- Task goal
Gather each line in the entries that includes the string "value".

* Begin Data supplied *

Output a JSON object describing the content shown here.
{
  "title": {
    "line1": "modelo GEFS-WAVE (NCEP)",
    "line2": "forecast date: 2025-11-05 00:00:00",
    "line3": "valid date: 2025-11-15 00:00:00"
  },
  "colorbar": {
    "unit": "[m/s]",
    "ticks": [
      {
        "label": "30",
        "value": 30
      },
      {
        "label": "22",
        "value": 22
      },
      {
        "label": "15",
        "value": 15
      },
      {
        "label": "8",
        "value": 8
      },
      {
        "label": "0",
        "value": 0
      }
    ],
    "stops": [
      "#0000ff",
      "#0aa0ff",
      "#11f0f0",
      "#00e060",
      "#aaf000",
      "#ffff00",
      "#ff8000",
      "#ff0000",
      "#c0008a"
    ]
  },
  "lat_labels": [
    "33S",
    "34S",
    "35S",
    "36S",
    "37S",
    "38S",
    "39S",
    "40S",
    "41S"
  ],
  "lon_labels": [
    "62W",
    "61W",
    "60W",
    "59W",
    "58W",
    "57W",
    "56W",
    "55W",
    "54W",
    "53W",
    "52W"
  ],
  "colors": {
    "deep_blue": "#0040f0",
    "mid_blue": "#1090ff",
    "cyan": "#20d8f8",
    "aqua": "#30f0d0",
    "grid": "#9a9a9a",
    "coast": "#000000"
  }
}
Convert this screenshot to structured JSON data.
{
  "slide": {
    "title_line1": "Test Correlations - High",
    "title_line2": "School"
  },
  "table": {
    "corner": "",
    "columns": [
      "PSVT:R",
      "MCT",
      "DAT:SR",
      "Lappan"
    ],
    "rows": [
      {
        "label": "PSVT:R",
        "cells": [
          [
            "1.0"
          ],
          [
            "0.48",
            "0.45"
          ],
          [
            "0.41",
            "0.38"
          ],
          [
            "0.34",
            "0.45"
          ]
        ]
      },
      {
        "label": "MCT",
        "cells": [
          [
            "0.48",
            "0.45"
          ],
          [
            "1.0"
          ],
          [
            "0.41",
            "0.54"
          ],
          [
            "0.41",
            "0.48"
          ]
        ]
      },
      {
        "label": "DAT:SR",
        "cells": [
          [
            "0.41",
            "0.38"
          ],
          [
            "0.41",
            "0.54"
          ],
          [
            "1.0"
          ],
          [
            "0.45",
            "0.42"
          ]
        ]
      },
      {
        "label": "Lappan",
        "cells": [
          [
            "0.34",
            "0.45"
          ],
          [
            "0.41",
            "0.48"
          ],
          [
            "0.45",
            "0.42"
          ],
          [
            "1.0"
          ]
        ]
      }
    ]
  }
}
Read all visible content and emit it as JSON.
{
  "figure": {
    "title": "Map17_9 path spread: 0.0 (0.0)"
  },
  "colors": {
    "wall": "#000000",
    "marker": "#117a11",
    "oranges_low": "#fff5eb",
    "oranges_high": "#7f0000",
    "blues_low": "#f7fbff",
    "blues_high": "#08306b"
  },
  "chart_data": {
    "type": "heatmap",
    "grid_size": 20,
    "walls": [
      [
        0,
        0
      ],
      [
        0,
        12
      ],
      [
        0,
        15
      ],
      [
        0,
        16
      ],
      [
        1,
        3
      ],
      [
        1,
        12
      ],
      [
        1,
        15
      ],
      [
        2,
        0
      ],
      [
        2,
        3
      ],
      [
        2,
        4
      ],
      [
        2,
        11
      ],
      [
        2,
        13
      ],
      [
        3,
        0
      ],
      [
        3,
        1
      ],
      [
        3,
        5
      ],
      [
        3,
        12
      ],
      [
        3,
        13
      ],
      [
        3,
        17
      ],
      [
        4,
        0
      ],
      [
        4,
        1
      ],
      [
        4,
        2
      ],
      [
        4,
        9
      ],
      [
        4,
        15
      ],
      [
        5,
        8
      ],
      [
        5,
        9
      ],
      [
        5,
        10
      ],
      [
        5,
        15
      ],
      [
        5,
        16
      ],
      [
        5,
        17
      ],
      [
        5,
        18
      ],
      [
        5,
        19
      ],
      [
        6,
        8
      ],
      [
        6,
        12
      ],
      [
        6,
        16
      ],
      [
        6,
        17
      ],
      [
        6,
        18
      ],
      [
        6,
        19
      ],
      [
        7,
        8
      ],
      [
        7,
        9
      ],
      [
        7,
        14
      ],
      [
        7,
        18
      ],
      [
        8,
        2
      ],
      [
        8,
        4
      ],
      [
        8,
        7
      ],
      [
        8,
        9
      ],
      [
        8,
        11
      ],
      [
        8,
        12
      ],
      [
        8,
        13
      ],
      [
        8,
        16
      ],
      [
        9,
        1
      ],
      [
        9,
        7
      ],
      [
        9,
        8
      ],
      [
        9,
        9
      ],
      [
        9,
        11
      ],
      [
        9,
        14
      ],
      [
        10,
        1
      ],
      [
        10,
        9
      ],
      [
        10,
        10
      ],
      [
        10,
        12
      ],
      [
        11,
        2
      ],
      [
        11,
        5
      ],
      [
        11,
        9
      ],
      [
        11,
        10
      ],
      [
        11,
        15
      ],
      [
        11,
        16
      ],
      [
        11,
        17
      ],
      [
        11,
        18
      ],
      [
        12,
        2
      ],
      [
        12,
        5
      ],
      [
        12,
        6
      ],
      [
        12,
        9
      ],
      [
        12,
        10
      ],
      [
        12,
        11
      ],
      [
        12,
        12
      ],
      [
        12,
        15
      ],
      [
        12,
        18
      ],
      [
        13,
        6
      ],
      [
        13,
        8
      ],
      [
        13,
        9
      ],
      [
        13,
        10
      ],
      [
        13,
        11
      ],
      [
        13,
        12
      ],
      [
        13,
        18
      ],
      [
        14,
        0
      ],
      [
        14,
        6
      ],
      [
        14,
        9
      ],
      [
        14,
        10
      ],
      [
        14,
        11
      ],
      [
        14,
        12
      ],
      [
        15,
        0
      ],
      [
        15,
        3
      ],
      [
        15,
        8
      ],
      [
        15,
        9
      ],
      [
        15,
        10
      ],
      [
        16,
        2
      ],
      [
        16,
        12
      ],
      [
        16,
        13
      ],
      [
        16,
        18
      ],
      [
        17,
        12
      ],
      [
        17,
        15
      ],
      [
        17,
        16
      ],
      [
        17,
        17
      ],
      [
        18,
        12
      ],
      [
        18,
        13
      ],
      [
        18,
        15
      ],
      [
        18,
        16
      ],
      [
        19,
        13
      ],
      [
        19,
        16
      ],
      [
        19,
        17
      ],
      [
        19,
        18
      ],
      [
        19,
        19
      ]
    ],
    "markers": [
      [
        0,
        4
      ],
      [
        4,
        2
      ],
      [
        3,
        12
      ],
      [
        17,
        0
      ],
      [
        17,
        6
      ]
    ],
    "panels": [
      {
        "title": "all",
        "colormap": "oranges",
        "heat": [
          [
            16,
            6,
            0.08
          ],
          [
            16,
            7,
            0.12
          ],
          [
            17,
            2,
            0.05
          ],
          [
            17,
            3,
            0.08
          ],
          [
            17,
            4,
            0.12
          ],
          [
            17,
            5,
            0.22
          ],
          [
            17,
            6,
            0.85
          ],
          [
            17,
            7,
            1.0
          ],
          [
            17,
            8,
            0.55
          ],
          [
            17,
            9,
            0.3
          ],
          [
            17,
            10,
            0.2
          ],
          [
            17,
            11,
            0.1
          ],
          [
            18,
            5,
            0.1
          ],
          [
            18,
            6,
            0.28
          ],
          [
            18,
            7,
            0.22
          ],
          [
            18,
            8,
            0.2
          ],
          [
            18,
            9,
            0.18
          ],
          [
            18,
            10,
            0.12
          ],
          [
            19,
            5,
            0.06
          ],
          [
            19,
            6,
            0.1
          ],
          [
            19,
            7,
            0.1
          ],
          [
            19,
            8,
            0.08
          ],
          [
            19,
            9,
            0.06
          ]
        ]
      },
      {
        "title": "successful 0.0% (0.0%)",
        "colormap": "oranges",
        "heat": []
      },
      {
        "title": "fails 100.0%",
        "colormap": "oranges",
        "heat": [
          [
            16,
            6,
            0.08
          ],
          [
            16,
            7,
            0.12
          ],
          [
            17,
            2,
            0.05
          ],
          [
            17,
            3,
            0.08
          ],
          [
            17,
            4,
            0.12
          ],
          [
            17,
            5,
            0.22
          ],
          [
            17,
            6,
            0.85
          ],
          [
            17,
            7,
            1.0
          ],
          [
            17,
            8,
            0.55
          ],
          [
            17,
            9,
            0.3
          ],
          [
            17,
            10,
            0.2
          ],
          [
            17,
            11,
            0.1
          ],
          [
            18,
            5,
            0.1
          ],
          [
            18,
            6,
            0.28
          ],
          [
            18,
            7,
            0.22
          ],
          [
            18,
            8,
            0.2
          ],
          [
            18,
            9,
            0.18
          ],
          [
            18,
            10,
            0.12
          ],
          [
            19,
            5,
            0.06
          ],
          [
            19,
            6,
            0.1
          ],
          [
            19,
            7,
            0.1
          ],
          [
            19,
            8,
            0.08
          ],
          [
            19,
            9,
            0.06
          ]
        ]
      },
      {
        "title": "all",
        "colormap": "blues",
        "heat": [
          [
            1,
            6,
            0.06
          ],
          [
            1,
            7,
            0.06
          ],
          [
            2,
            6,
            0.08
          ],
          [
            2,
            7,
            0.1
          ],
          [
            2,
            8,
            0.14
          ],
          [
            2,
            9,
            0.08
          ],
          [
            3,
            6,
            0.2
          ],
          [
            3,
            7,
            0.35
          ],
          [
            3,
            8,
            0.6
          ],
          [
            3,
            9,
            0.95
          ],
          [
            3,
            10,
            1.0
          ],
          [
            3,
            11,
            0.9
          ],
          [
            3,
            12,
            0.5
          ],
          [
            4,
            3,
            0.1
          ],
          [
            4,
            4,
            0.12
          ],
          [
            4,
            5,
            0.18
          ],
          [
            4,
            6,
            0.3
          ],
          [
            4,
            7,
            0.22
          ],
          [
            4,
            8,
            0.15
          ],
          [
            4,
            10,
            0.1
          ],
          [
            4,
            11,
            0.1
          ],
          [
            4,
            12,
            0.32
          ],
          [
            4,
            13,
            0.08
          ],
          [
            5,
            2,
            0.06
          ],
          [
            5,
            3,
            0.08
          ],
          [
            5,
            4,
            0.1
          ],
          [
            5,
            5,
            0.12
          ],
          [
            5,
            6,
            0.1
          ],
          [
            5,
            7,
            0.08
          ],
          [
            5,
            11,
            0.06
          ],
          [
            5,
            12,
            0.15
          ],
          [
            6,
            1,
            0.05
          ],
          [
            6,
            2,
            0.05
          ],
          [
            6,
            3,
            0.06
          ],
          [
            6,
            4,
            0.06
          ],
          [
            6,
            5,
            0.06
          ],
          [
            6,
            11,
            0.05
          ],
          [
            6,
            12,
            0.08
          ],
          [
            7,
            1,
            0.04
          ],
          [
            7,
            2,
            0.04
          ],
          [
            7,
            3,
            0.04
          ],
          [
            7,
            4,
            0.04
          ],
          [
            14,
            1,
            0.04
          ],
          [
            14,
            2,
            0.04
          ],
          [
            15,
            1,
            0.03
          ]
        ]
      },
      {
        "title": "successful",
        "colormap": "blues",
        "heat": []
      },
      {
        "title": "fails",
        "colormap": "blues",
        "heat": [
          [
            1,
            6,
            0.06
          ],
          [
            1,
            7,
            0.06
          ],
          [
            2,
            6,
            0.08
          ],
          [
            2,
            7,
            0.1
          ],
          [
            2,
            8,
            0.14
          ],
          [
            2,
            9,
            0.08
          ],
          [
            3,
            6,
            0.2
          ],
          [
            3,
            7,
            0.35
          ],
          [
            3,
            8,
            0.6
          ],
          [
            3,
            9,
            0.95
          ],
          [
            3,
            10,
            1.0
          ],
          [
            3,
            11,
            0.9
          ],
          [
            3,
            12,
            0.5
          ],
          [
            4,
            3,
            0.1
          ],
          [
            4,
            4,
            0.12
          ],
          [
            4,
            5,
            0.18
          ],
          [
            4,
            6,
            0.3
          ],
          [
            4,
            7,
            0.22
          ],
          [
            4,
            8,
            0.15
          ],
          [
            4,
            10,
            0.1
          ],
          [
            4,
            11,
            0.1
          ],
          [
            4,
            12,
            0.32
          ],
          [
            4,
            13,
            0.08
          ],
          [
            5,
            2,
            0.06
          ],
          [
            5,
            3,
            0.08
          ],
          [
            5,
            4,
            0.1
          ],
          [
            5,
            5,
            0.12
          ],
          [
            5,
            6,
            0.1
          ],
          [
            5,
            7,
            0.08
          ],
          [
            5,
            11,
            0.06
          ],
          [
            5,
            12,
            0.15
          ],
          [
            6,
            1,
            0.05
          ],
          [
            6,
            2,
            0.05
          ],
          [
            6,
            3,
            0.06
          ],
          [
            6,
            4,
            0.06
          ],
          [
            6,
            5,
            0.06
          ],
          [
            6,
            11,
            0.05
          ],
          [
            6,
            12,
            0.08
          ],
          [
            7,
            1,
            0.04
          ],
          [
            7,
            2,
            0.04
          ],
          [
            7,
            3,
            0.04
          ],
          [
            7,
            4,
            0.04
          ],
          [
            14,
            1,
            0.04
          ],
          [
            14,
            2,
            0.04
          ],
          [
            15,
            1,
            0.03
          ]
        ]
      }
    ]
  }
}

* End Data supplied *

- Written answer
        "value": 30
        "value": 22
        "value": 15
        "value": 8
        "value": 0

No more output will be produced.